Data provided:
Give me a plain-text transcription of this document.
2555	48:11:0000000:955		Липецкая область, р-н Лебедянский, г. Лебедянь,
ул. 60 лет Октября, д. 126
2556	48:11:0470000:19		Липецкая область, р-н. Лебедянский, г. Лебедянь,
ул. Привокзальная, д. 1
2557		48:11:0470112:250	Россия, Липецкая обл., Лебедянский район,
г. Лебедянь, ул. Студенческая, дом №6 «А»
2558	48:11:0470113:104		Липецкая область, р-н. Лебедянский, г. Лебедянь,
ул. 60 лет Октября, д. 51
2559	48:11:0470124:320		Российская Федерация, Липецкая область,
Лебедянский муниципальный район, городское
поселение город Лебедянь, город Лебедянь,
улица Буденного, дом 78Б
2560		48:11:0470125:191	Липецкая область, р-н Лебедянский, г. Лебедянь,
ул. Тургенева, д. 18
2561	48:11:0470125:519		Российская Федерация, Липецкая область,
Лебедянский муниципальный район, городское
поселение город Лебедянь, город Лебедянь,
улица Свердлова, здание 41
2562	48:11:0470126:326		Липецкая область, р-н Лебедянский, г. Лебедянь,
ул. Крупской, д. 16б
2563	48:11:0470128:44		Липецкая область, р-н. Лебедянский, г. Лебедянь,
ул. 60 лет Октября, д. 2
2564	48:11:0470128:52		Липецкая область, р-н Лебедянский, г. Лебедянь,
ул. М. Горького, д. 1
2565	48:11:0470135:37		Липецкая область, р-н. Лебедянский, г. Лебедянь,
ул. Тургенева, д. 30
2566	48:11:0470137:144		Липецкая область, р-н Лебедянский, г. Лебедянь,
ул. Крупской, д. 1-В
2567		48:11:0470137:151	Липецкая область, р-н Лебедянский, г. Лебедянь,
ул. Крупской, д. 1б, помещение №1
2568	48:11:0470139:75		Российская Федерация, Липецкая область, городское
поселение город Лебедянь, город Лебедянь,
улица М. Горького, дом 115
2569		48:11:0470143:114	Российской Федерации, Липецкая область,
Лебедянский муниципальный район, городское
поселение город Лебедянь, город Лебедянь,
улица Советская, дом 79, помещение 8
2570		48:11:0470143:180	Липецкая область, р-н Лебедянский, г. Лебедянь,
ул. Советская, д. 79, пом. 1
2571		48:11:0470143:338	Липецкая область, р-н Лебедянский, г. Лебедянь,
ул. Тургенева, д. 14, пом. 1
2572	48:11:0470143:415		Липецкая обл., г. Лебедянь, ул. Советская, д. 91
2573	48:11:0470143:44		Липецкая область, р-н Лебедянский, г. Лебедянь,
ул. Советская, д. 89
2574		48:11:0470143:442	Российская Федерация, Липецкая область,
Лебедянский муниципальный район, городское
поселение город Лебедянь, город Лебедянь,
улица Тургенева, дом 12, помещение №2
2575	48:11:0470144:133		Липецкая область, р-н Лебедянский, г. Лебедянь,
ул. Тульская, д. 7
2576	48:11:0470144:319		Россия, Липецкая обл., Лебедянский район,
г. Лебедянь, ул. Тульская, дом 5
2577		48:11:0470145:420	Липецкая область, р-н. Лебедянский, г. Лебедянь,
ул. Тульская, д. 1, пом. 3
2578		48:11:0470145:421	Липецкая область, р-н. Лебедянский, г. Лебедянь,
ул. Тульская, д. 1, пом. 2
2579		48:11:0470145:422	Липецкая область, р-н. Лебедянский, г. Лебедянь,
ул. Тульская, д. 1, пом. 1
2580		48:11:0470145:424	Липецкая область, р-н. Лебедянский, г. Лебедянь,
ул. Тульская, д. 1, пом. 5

Given problem: Copy out the full set of records precisely, leaving nothing out.

Exercise answer:
Give me a plain-text transcription of this document.
2555	48:11:0000000:955		Липецкая область, р-н Лебедянский, г. Лебедянь,
ул. 60 лет Октября, д. 126
2556	48:11:0470000:19		Липецкая область, р-н. Лебедянский, г. Лебедянь,
ул. Привокзальная, д. 1
2557		48:11:0470112:250	Россия, Липецкая обл., Лебедянский район,
г. Лебедянь, ул. Студенческая, дом №6 «А»
2558	48:11:0470113:104		Липецкая область, р-н. Лебедянский, г. Лебедянь,
ул. 60 лет Октября, д. 51
2559	48:11:0470124:320		Российская Федерация, Липецкая область,
Лебедянский муниципальный район, городское
поселение город Лебедянь, город Лебедянь,
улица Буденного, дом 78Б
2560		48:11:0470125:191	Липецкая область, р-н Лебедянский, г. Лебедянь,
ул. Тургенева, д. 18
2561	48:11:0470125:519		Российская Федерация, Липецкая область,
Лебедянский муниципальный район, городское
поселение город Лебедянь, город Лебедянь,
улица Свердлова, здание 41
2562	48:11:0470126:326		Липецкая область, р-н Лебедянский, г. Лебедянь,
ул. Крупской, д. 16б
2563	48:11:0470128:44		Липецкая область, р-н. Лебедянский, г. Лебедянь,
ул. 60 лет Октября, д. 2
2564	48:11:0470128:52		Липецкая область, р-н Лебедянский, г. Лебедянь,
ул. М. Горького, д. 1
2565	48:11:0470135:37		Липецкая область, р-н. Лебедянский, г. Лебедянь,
ул. Тургенева, д. 30
2566	48:11:0470137:144		Липецкая область, р-н Лебедянский, г. Лебедянь,
ул. Крупской, д. 1-В
2567		48:11:0470137:151	Липецкая область, р-н Лебедянский, г. Лебедянь,
ул. Крупской, д. 1б, помещение №1
2568	48:11:0470139:75		Российская Федерация, Липецкая область, городское
поселение город Лебедянь, город Лебедянь,
улица М. Горького, дом 115
2569		48:11:0470143:114	Российской Федерации, Липецкая область,
Лебедянский муниципальный район, городское
поселение город Лебедянь, город Лебедянь,
улица Советская, дом 79, помещение 8
2570		48:11:0470143:180	Липецкая область, р-н Лебедянский, г. Лебедянь,
ул. Советская, д. 79, пом. 1
2571		48:11:0470143:338	Липецкая область, р-н Лебедянский, г. Лебедянь,
ул. Тургенева, д. 14, пом. 1
2572	48:11:0470143:415		Липецкая обл., г. Лебедянь, ул. Советская, д. 91
2573	48:11:0470143:44		Липецкая область, р-н Лебедянский, г. Лебедянь,
ул. Советская, д. 89
2574		48:11:0470143:442	Российская Федерация, Липецкая область,
Лебедянский муниципальный район, городское
поселение город Лебедянь, город Лебедянь,
улица Тургенева, дом 12, помещение №2
2575	48:11:0470144:133		Липецкая область, р-н Лебедянский, г. Лебедянь,
ул. Тульская, д. 7
2576	48:11:0470144:319		Россия, Липецкая обл., Лебедянский район,
г. Лебедянь, ул. Тульская, дом 5
2577		48:11:0470145:420	Липецкая область, р-н. Лебедянский, г. Лебедянь,
ул. Тульская, д. 1, пом. 3
2578		48:11:0470145:421	Липецкая область, р-н. Лебедянский, г. Лебедянь,
ул. Тульская, д. 1, пом. 2
2579		48:11:0470145:422	Липецкая область, р-н. Лебедянский, г. Лебедянь,
ул. Тульская, д. 1, пом. 1
2580		48:11:0470145:424	Липецкая область, р-н. Лебедянский, г. Лебедянь,
ул. Тульская, д. 1, пом. 5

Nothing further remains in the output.